• _Problem requirements_:
All entries below are to be set down again, identical to the source.

====== Dataset records

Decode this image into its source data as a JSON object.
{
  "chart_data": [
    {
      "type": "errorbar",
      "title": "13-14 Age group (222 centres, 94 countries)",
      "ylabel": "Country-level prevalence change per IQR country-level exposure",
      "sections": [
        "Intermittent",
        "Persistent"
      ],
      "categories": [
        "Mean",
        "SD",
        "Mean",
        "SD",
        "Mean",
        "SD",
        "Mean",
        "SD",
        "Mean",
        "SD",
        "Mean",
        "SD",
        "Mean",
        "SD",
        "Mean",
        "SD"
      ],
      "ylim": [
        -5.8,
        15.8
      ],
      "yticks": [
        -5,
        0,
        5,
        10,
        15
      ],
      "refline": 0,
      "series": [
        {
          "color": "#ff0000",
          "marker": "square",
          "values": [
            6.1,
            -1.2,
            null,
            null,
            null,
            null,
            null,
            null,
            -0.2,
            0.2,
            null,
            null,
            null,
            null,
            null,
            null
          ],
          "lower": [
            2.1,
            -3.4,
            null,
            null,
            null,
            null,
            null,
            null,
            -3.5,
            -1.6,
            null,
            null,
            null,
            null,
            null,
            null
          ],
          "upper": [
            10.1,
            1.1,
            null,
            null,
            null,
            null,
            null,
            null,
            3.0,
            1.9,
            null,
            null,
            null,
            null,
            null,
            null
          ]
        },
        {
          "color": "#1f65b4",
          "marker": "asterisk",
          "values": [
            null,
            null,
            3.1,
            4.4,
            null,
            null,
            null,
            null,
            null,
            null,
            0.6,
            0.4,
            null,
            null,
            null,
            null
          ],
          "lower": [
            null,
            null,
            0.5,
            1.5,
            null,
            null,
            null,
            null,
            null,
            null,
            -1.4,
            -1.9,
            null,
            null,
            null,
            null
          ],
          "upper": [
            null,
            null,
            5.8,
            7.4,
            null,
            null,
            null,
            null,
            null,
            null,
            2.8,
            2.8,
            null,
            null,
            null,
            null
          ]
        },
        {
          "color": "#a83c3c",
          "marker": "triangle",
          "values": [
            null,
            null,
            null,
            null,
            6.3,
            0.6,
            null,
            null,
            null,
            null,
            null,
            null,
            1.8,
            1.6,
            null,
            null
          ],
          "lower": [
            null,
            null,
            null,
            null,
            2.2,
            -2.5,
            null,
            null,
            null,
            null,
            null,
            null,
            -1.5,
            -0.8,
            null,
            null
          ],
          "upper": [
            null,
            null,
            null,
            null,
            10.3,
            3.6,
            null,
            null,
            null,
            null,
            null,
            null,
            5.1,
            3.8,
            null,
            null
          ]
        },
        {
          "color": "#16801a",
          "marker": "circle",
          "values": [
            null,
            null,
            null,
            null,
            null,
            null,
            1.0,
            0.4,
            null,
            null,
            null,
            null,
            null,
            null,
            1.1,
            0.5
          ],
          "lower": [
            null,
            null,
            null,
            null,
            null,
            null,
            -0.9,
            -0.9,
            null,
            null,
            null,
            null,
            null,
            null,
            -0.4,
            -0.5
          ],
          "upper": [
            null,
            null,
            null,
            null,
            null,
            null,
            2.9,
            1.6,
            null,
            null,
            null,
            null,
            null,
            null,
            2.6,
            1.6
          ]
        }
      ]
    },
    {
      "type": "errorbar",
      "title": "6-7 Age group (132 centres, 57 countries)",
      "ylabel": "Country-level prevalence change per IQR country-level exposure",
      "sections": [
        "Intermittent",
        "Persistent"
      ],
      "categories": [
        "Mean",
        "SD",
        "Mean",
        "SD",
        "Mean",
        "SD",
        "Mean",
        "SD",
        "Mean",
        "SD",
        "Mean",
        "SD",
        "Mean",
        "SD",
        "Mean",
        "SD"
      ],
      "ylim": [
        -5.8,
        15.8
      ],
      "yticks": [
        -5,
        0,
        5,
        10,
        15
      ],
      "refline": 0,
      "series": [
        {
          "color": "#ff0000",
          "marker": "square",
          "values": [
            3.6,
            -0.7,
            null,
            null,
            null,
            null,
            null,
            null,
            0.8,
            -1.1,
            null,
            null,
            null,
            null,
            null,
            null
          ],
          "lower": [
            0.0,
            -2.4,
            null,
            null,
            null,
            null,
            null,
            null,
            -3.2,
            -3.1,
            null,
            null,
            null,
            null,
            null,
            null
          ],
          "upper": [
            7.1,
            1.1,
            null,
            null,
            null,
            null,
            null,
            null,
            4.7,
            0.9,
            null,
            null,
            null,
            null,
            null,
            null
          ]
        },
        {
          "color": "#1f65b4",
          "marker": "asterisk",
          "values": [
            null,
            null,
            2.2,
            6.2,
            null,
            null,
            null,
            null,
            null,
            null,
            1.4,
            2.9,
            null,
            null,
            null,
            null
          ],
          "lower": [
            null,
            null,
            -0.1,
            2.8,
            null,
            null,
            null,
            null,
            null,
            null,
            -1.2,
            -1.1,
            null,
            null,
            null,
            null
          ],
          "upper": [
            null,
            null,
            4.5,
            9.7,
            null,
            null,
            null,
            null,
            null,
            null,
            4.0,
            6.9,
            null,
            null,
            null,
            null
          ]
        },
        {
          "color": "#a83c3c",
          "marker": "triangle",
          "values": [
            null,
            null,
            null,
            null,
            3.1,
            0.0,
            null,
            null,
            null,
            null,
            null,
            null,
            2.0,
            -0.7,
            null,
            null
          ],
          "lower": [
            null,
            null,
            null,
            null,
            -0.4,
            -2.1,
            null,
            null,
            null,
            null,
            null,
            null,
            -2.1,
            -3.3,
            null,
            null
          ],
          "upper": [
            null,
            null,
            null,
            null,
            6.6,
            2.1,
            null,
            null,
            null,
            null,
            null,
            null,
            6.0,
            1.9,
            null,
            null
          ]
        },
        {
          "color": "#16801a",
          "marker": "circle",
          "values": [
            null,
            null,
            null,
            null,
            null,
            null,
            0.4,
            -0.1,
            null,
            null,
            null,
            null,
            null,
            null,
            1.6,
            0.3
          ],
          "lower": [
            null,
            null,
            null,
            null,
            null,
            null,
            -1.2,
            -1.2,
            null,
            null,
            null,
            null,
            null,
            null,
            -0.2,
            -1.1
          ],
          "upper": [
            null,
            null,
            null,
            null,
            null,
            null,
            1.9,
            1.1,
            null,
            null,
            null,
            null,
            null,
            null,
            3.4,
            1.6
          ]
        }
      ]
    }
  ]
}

============

• _Completed task_:
Decode this image into its source data as a JSON object.
{
  "chart_data": [
    {
      "type": "errorbar",
      "title": "13-14 Age group (222 centres, 94 countries)",
      "ylabel": "Country-level prevalence change per IQR country-level exposure",
      "sections": [
        "Intermittent",
        "Persistent"
      ],
      "categories": [
        "Mean",
        "SD",
        "Mean",
        "SD",
        "Mean",
        "SD",
        "Mean",
        "SD",
        "Mean",
        "SD",
        "Mean",
        "SD",
        "Mean",
        "SD",
        "Mean",
        "SD"
      ],
      "ylim": [
        -5.8,
        15.8
      ],
      "yticks": [
        -5,
        0,
        5,
        10,
        15
      ],
      "refline": 0,
      "series": [
        {
          "color": "#ff0000",
          "marker": "square",
          "values": [
            6.1,
            -1.2,
            null,
            null,
            null,
            null,
            null,
            null,
            -0.2,
            0.2,
            null,
            null,
            null,
            null,
            null,
            null
          ],
          "lower": [
            2.1,
            -3.4,
            null,
            null,
            null,
            null,
            null,
            null,
            -3.5,
            -1.6,
            null,
            null,
            null,
            null,
            null,
            null
          ],
          "upper": [
            10.1,
            1.1,
            null,
            null,
            null,
            null,
            null,
            null,
            3.0,
            1.9,
            null,
            null,
            null,
            null,
            null,
            null
          ]
        },
        {
          "color": "#1f65b4",
          "marker": "asterisk",
          "values": [
            null,
            null,
            3.1,
            4.4,
            null,
            null,
            null,
            null,
            null,
            null,
            0.6,
            0.4,
            null,
            null,
            null,
            null
          ],
          "lower": [
            null,
            null,
            0.5,
            1.5,
            null,
            null,
            null,
            null,
            null,
            null,
            -1.4,
            -1.9,
            null,
            null,
            null,
            null
          ],
          "upper": [
            null,
            null,
            5.8,
            7.4,
            null,
            null,
            null,
            null,
            null,
            null,
            2.8,
            2.8,
            null,
            null,
            null,
            null
          ]
        },
        {
          "color": "#a83c3c",
          "marker": "triangle",
          "values": [
            null,
            null,
            null,
            null,
            6.3,
            0.6,
            null,
            null,
            null,
            null,
            null,
            null,
            1.8,
            1.6,
            null,
            null
          ],
          "lower": [
            null,
            null,
            null,
            null,
            2.2,
            -2.5,
            null,
            null,
            null,
            null,
            null,
            null,
            -1.5,
            -0.8,
            null,
            null
          ],
          "upper": [
            null,
            null,
            null,
            null,
            10.3,
            3.6,
            null,
            null,
            null,
            null,
            null,
            null,
            5.1,
            3.8,
            null,
            null
          ]
        },
        {
          "color": "#16801a",
          "marker": "circle",
          "values": [
            null,
            null,
            null,
            null,
            null,
            null,
            1.0,
            0.4,
            null,
            null,
            null,
            null,
            null,
            null,
            1.1,
            0.5
          ],
          "lower": [
            null,
            null,
            null,
            null,
            null,
            null,
            -0.9,
            -0.9,
            null,
            null,
            null,
            null,
            null,
            null,
            -0.4,
            -0.5
          ],
          "upper": [
            null,
            null,
            null,
            null,
            null,
            null,
            2.9,
            1.6,
            null,
            null,
            null,
            null,
            null,
            null,
            2.6,
            1.6
          ]
        }
      ]
    },
    {
      "type": "errorbar",
      "title": "6-7 Age group (132 centres, 57 countries)",
      "ylabel": "Country-level prevalence change per IQR country-level exposure",
      "sections": [
        "Intermittent",
        "Persistent"
      ],
      "categories": [
        "Mean",
        "SD",
        "Mean",
        "SD",
        "Mean",
        "SD",
        "Mean",
        "SD",
        "Mean",
        "SD",
        "Mean",
        "SD",
        "Mean",
        "SD",
        "Mean",
        "SD"
      ],
      "ylim": [
        -5.8,
        15.8
      ],
      "yticks": [
        -5,
        0,
        5,
        10,
        15
      ],
      "refline": 0,
      "series": [
        {
          "color": "#ff0000",
          "marker": "square",
          "values": [
            3.6,
            -0.7,
            null,
            null,
            null,
            null,
            null,
            null,
            0.8,
            -1.1,
            null,
            null,
            null,
            null,
            null,
            null
          ],
          "lower": [
            0.0,
            -2.4,
            null,
            null,
            null,
            null,
            null,
            null,
            -3.2,
            -3.1,
            null,
            null,
            null,
            null,
            null,
            null
          ],
          "upper": [
            7.1,
            1.1,
            null,
            null,
            null,
            null,
            null,
            null,
            4.7,
            0.9,
            null,
            null,
            null,
            null,
            null,
            null
          ]
        },
        {
          "color": "#1f65b4",
          "marker": "asterisk",
          "values": [
            null,
            null,
            2.2,
            6.2,
            null,
            null,
            null,
            null,
            null,
            null,
            1.4,
            2.9,
            null,
            null,
            null,
            null
          ],
          "lower": [
            null,
            null,
            -0.1,
            2.8,
            null,
            null,
            null,
            null,
            null,
            null,
            -1.2,
            -1.1,
            null,
            null,
            null,
            null
          ],
          "upper": [
            null,
            null,
            4.5,
            9.7,
            null,
            null,
            null,
            null,
            null,
            null,
            4.0,
            6.9,
            null,
            null,
            null,
            null
          ]
        },
        {
          "color": "#a83c3c",
          "marker": "triangle",
          "values": [
            null,
            null,
            null,
            null,
            3.1,
            0.0,
            null,
            null,
            null,
            null,
            null,
            null,
            2.0,
            -0.7,
            null,
            null
          ],
          "lower": [
            null,
            null,
            null,
            null,
            -0.4,
            -2.1,
            null,
            null,
            null,
            null,
            null,
            null,
            -2.1,
            -3.3,
            null,
            null
          ],
          "upper": [
            null,
            null,
            null,
            null,
            6.6,
            2.1,
            null,
            null,
            null,
            null,
            null,
            null,
            6.0,
            1.9,
            null,
            null
          ]
        },
        {
          "color": "#16801a",
          "marker": "circle",
          "values": [
            null,
            null,
            null,
            null,
            null,
            null,
            0.4,
            -0.1,
            null,
            null,
            null,
            null,
            null,
            null,
            1.6,
            0.3
          ],
          "lower": [
            null,
            null,
            null,
            null,
            null,
            null,
            -1.2,
            -1.2,
            null,
            null,
            null,
            null,
            null,
            null,
            -0.2,
            -1.1
          ],
          "upper": [
            null,
            null,
            null,
            null,
            null,
            null,
            1.9,
            1.1,
            null,
            null,
            null,
            null,
            null,
            null,
            3.4,
            1.6
          ]
        }
      ]
    }
  ]
}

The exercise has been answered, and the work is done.